[Stored records]
* Start *

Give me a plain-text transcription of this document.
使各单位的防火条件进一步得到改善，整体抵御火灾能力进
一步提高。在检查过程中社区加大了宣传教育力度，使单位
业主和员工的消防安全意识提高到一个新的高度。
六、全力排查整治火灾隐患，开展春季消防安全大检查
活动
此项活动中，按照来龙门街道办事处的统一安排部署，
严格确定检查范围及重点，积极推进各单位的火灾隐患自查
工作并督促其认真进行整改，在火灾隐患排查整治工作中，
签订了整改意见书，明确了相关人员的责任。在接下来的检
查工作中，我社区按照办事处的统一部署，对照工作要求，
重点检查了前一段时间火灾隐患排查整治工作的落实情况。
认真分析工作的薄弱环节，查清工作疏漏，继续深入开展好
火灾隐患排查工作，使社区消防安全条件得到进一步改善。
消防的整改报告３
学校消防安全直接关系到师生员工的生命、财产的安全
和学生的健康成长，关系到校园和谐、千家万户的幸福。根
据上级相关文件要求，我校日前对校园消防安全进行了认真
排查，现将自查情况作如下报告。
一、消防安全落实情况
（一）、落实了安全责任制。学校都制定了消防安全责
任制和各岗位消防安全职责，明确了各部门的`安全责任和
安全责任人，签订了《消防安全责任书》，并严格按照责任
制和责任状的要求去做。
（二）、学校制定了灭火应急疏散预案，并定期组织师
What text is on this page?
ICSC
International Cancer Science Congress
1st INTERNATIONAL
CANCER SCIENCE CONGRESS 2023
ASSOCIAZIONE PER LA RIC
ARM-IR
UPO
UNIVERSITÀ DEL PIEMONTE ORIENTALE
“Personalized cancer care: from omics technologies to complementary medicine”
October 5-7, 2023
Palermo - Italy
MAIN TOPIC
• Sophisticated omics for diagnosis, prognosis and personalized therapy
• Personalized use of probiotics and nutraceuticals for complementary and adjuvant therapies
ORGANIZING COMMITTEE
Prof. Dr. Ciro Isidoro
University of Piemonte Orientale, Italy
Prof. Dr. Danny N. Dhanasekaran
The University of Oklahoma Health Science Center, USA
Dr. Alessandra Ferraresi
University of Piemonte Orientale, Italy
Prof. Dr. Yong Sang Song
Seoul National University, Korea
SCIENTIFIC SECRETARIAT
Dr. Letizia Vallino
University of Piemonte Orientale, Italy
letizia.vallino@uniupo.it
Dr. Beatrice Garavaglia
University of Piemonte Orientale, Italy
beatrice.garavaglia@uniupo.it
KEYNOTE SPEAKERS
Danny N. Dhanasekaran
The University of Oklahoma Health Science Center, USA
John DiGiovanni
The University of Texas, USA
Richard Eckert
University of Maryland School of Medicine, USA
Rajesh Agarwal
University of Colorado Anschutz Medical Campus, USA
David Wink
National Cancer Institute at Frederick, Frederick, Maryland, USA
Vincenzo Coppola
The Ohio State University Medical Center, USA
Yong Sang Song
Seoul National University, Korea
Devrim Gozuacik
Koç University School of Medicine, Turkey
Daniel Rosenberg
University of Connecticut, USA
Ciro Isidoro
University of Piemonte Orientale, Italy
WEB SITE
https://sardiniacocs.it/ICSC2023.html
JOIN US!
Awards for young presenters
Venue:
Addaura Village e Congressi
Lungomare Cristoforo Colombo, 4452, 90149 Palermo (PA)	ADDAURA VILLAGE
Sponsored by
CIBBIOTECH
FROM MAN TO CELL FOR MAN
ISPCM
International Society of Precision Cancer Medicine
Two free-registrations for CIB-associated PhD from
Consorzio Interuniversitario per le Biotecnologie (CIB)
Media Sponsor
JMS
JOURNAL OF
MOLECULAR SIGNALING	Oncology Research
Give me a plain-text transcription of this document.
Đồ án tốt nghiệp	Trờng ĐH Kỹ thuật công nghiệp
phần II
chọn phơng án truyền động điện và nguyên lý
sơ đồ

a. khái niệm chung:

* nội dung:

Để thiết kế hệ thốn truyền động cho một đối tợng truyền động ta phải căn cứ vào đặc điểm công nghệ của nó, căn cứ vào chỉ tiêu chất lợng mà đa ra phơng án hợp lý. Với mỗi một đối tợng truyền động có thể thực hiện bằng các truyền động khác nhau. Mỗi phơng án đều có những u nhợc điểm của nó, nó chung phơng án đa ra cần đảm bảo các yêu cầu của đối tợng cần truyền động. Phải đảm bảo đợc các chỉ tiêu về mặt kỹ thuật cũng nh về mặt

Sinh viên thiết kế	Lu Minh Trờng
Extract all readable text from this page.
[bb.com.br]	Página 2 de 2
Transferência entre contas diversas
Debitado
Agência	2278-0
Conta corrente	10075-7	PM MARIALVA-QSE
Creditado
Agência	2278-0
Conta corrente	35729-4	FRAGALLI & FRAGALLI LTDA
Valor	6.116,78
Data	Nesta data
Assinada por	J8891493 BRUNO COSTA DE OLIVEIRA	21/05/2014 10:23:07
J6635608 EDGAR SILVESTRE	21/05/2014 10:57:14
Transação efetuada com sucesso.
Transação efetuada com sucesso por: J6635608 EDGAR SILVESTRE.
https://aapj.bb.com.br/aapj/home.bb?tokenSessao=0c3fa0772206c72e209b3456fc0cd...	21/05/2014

* End *

_EXERCISE DIRECTIONS_
All lines from the line containing "Extract all readable text from this page." through the end of the listing above are to be duplicated exactly; include both ends and nothing further.

_ANSWER TO THIS EXERCISE_
Extract all readable text from this page.
[bb.com.br]	Página 2 de 2
Transferência entre contas diversas
Debitado
Agência	2278-0
Conta corrente	10075-7	PM MARIALVA-QSE
Creditado
Agência	2278-0
Conta corrente	35729-4	FRAGALLI & FRAGALLI LTDA
Valor	6.116,78
Data	Nesta data
Assinada por	J8891493 BRUNO COSTA DE OLIVEIRA	21/05/2014 10:23:07
J6635608 EDGAR SILVESTRE	21/05/2014 10:57:14
Transação efetuada com sucesso.
Transação efetuada com sucesso por: J6635608 EDGAR SILVESTRE.
https://aapj.bb.com.br/aapj/home.bb?tokenSessao=0c3fa0772206c72e209b3456fc0cd...	21/05/2014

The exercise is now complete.